(Recorded data)
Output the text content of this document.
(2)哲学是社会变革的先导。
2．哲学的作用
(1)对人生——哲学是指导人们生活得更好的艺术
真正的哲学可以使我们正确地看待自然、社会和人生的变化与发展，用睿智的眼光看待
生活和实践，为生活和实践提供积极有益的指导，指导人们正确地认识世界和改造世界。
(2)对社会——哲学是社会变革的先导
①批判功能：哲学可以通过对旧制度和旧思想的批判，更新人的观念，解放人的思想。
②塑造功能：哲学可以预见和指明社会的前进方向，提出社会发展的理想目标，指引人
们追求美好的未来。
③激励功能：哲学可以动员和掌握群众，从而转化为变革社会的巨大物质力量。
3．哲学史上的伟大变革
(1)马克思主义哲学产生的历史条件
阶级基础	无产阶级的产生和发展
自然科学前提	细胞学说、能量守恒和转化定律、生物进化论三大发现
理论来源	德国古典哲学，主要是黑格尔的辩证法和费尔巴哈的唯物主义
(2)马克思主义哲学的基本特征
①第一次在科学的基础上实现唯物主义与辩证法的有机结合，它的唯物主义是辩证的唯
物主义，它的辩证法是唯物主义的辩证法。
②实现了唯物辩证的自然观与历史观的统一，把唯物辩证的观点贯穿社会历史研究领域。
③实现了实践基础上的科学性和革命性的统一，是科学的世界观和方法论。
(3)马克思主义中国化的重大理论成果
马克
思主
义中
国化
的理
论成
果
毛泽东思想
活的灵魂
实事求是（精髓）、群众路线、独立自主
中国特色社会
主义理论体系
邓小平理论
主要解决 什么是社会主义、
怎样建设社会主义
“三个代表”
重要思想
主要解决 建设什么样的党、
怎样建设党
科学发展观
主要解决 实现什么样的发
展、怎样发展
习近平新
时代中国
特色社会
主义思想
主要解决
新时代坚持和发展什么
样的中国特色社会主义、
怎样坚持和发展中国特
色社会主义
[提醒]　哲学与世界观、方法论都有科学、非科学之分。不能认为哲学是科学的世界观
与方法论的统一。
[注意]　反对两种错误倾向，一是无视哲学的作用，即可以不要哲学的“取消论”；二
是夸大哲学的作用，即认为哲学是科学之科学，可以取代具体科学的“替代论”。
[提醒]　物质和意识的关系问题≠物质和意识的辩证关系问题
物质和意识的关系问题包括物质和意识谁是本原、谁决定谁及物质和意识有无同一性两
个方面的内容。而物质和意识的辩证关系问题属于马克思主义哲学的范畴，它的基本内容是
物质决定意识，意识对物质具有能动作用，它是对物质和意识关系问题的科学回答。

**Exercise requirements**
Out of the preceding entries, pull every line containing the string "主要解决".

**Result of this task**
主要解决 什么是社会主义、
主要解决 建设什么样的党、
主要解决 实现什么样的发
主要解决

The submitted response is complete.